> [WORK TO BE COMPLETED]: Print the records again, character for character.

> [DATA PROVIDED]:
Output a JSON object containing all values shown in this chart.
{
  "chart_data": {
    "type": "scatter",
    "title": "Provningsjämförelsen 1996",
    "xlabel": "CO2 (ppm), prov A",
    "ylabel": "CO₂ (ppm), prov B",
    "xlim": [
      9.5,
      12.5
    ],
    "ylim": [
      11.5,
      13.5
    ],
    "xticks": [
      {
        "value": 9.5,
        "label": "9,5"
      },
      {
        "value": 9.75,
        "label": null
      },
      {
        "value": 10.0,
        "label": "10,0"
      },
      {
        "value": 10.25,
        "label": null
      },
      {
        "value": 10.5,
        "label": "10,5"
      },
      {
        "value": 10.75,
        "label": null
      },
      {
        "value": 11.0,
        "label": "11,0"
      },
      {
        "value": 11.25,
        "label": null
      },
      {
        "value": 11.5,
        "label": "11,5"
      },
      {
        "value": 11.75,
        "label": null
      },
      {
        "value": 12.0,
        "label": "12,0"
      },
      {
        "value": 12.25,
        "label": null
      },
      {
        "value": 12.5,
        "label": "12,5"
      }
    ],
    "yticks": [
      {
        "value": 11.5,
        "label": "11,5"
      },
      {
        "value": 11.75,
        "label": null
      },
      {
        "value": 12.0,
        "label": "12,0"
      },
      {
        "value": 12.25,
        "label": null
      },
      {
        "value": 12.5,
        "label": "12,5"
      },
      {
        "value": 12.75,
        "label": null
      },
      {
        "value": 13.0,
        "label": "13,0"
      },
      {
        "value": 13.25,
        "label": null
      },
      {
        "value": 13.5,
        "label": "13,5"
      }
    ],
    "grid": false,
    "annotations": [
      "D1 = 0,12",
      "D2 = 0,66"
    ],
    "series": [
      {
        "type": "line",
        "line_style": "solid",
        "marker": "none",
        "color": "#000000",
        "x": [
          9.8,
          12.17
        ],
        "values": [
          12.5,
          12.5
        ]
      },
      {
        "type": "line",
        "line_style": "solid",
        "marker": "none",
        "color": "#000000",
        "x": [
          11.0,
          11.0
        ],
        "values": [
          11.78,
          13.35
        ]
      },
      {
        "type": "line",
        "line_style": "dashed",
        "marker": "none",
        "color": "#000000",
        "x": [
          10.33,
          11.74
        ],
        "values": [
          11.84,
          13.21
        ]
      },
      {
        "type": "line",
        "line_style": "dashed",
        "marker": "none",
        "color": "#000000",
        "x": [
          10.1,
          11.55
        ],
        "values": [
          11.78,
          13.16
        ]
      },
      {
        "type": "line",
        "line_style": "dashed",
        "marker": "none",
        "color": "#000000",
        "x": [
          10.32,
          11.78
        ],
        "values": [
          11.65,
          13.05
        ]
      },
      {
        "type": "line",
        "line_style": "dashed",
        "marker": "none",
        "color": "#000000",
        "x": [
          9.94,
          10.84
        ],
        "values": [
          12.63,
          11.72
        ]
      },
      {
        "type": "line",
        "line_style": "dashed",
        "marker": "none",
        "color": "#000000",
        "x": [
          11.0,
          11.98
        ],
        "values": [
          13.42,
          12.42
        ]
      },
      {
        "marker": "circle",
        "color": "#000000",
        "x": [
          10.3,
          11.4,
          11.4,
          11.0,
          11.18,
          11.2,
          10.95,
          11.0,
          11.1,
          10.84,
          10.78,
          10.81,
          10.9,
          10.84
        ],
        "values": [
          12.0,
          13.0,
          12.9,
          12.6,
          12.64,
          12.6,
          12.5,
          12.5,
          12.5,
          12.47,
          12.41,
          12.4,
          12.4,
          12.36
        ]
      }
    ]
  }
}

> [RESPONSE TO THIS EXERCISE]:
Output a JSON object containing all values shown in this chart.
{
  "chart_data": {
    "type": "scatter",
    "title": "Provningsjämförelsen 1996",
    "xlabel": "CO2 (ppm), prov A",
    "ylabel": "CO₂ (ppm), prov B",
    "xlim": [
      9.5,
      12.5
    ],
    "ylim": [
      11.5,
      13.5
    ],
    "xticks": [
      {
        "value": 9.5,
        "label": "9,5"
      },
      {
        "value": 9.75,
        "label": null
      },
      {
        "value": 10.0,
        "label": "10,0"
      },
      {
        "value": 10.25,
        "label": null
      },
      {
        "value": 10.5,
        "label": "10,5"
      },
      {
        "value": 10.75,
        "label": null
      },
      {
        "value": 11.0,
        "label": "11,0"
      },
      {
        "value": 11.25,
        "label": null
      },
      {
        "value": 11.5,
        "label": "11,5"
      },
      {
        "value": 11.75,
        "label": null
      },
      {
        "value": 12.0,
        "label": "12,0"
      },
      {
        "value": 12.25,
        "label": null
      },
      {
        "value": 12.5,
        "label": "12,5"
      }
    ],
    "yticks": [
      {
        "value": 11.5,
        "label": "11,5"
      },
      {
        "value": 11.75,
        "label": null
      },
      {
        "value": 12.0,
        "label": "12,0"
      },
      {
        "value": 12.25,
        "label": null
      },
      {
        "value": 12.5,
        "label": "12,5"
      },
      {
        "value": 12.75,
        "label": null
      },
      {
        "value": 13.0,
        "label": "13,0"
      },
      {
        "value": 13.25,
        "label": null
      },
      {
        "value": 13.5,
        "label": "13,5"
      }
    ],
    "grid": false,
    "annotations": [
      "D1 = 0,12",
      "D2 = 0,66"
    ],
    "series": [
      {
        "type": "line",
        "line_style": "solid",
        "marker": "none",
        "color": "#000000",
        "x": [
          9.8,
          12.17
        ],
        "values": [
          12.5,
          12.5
        ]
      },
      {
        "type": "line",
        "line_style": "solid",
        "marker": "none",
        "color": "#000000",
        "x": [
          11.0,
          11.0
        ],
        "values": [
          11.78,
          13.35
        ]
      },
      {
        "type": "line",
        "line_style": "dashed",
        "marker": "none",
        "color": "#000000",
        "x": [
          10.33,
          11.74
        ],
        "values": [
          11.84,
          13.21
        ]
      },
      {
        "type": "line",
        "line_style": "dashed",
        "marker": "none",
        "color": "#000000",
        "x": [
          10.1,
          11.55
        ],
        "values": [
          11.78,
          13.16
        ]
      },
      {
        "type": "line",
        "line_style": "dashed",
        "marker": "none",
        "color": "#000000",
        "x": [
          10.32,
          11.78
        ],
        "values": [
          11.65,
          13.05
        ]
      },
      {
        "type": "line",
        "line_style": "dashed",
        "marker": "none",
        "color": "#000000",
        "x": [
          9.94,
          10.84
        ],
        "values": [
          12.63,
          11.72
        ]
      },
      {
        "type": "line",
        "line_style": "dashed",
        "marker": "none",
        "color": "#000000",
        "x": [
          11.0,
          11.98
        ],
        "values": [
          13.42,
          12.42
        ]
      },
      {
        "marker": "circle",
        "color": "#000000",
        "x": [
          10.3,
          11.4,
          11.4,
          11.0,
          11.18,
          11.2,
          10.95,
          11.0,
          11.1,
          10.84,
          10.78,
          10.81,
          10.9,
          10.84
        ],
        "values": [
          12.0,
          13.0,
          12.9,
          12.6,
          12.64,
          12.6,
          12.5,
          12.5,
          12.5,
          12.47,
          12.41,
          12.4,
          12.4,
          12.36
        ]
      }
    ]
  }
}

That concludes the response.